Written task:
Find the lines that hold the word "announced" and return them.

Dataset excerpts:
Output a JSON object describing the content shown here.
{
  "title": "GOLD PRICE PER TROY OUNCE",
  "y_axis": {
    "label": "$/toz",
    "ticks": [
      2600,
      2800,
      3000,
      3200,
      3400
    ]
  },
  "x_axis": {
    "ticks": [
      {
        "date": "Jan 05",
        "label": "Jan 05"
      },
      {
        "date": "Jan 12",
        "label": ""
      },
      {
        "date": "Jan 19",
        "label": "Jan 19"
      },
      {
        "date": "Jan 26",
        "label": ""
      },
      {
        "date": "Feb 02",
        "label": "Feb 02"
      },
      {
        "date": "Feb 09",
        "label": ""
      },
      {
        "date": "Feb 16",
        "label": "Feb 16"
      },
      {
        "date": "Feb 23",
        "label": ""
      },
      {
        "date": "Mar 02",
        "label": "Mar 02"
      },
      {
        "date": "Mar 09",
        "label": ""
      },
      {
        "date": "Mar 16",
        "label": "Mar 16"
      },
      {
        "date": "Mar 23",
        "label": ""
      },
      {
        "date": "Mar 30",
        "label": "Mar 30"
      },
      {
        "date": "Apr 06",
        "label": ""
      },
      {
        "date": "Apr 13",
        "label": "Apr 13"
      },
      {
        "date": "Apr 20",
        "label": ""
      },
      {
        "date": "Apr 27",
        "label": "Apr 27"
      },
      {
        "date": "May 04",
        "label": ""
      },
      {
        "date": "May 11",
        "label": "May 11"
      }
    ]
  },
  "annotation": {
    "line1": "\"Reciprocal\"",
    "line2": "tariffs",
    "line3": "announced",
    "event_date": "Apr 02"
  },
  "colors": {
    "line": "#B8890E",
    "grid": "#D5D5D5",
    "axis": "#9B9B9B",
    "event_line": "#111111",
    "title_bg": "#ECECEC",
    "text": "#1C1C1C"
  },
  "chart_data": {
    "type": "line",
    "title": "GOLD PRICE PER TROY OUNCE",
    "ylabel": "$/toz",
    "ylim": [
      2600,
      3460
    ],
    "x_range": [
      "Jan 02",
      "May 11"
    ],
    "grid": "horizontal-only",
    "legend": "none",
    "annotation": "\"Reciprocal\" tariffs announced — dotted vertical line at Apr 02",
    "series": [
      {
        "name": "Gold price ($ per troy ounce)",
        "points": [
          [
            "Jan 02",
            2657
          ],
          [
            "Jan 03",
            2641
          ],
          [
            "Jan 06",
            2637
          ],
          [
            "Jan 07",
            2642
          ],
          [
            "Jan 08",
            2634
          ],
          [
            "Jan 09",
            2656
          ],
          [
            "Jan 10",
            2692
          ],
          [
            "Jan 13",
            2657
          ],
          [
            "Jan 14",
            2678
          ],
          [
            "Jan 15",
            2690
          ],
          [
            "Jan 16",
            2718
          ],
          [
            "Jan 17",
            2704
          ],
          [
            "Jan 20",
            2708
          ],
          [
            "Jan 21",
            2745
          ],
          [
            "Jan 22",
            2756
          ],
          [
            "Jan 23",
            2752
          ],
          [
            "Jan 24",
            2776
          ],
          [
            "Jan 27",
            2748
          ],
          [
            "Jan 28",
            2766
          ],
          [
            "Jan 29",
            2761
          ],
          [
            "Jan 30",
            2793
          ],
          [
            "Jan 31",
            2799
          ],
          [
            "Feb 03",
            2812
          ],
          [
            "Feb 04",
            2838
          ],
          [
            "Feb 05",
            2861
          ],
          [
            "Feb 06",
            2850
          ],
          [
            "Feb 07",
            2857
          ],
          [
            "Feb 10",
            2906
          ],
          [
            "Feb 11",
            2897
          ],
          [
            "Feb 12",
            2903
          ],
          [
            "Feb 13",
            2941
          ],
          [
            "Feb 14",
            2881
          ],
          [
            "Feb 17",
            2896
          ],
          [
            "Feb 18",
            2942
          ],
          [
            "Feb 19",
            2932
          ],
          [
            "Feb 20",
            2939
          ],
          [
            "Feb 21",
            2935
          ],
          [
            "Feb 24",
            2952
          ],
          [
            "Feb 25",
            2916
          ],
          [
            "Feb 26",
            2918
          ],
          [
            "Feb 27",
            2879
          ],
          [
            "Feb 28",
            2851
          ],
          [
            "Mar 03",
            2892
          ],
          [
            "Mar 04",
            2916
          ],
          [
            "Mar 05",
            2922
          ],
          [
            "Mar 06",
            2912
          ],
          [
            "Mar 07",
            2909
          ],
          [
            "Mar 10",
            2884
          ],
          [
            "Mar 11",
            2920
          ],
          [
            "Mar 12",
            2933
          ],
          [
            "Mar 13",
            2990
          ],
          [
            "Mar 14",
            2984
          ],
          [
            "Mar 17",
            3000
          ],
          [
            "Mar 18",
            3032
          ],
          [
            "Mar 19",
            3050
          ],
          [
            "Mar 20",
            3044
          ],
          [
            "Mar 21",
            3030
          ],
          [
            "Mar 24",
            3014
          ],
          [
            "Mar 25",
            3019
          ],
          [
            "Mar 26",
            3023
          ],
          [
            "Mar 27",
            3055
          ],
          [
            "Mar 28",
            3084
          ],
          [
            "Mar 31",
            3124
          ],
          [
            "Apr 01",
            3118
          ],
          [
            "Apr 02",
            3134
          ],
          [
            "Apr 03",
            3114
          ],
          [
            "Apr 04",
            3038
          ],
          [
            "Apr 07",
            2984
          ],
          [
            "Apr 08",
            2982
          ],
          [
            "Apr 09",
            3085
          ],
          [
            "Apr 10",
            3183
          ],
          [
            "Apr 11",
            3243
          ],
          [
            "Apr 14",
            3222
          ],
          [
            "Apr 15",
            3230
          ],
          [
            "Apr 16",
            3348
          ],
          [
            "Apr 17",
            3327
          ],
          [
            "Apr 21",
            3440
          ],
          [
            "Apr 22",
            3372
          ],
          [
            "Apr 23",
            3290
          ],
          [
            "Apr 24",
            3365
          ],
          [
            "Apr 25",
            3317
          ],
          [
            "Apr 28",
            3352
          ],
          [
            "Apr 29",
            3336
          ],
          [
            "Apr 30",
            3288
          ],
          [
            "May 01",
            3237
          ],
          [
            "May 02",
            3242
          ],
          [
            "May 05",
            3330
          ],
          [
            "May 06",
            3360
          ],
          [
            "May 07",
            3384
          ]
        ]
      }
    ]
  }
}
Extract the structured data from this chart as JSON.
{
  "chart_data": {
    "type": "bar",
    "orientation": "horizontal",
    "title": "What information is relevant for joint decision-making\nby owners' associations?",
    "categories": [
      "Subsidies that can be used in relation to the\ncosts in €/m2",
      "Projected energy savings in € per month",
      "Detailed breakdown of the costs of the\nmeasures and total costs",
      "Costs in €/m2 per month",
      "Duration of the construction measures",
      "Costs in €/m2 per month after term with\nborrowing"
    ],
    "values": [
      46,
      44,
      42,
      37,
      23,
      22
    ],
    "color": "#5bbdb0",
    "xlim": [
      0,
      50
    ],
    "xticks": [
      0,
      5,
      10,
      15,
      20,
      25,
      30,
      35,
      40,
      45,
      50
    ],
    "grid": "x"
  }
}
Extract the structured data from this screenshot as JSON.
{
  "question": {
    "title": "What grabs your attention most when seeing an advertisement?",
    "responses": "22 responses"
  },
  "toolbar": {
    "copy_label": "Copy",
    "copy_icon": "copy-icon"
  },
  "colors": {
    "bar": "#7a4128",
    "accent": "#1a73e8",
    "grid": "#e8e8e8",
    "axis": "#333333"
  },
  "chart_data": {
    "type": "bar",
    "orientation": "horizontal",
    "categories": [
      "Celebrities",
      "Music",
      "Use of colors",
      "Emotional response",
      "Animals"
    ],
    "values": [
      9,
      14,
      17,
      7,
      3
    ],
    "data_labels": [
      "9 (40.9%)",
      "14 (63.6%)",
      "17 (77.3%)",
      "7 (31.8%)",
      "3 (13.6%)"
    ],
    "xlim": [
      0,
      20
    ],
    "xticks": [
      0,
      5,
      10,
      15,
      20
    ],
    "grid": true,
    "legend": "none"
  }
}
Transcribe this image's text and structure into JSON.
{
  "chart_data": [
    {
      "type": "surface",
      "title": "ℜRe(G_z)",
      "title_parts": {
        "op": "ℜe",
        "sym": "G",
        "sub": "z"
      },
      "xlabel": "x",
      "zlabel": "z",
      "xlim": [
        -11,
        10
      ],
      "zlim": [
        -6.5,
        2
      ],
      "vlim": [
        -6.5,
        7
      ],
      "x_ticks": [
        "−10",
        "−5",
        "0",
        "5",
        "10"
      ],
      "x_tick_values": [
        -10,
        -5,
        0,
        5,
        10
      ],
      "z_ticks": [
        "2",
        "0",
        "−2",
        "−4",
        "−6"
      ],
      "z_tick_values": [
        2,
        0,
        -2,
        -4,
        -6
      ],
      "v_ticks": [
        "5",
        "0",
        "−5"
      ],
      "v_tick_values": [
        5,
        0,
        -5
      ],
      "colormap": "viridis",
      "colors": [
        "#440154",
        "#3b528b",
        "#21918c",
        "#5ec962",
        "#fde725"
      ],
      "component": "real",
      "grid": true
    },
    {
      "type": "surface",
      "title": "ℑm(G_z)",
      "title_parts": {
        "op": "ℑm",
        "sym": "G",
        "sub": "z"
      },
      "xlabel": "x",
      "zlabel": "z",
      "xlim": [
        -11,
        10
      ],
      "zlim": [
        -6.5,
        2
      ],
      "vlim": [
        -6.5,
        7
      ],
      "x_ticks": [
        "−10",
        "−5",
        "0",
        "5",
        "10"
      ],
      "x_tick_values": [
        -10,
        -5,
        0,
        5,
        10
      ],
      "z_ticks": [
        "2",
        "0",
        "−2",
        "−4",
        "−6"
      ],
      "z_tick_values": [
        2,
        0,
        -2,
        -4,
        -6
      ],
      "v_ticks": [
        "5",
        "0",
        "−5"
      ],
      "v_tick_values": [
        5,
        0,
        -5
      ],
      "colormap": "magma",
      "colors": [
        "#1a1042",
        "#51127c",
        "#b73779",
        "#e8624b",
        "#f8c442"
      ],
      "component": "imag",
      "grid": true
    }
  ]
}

Output for this exercise:
    "line3": "announced",
    "annotation": "\"Reciprocal\" tariffs announced — dotted vertical line at Apr 02",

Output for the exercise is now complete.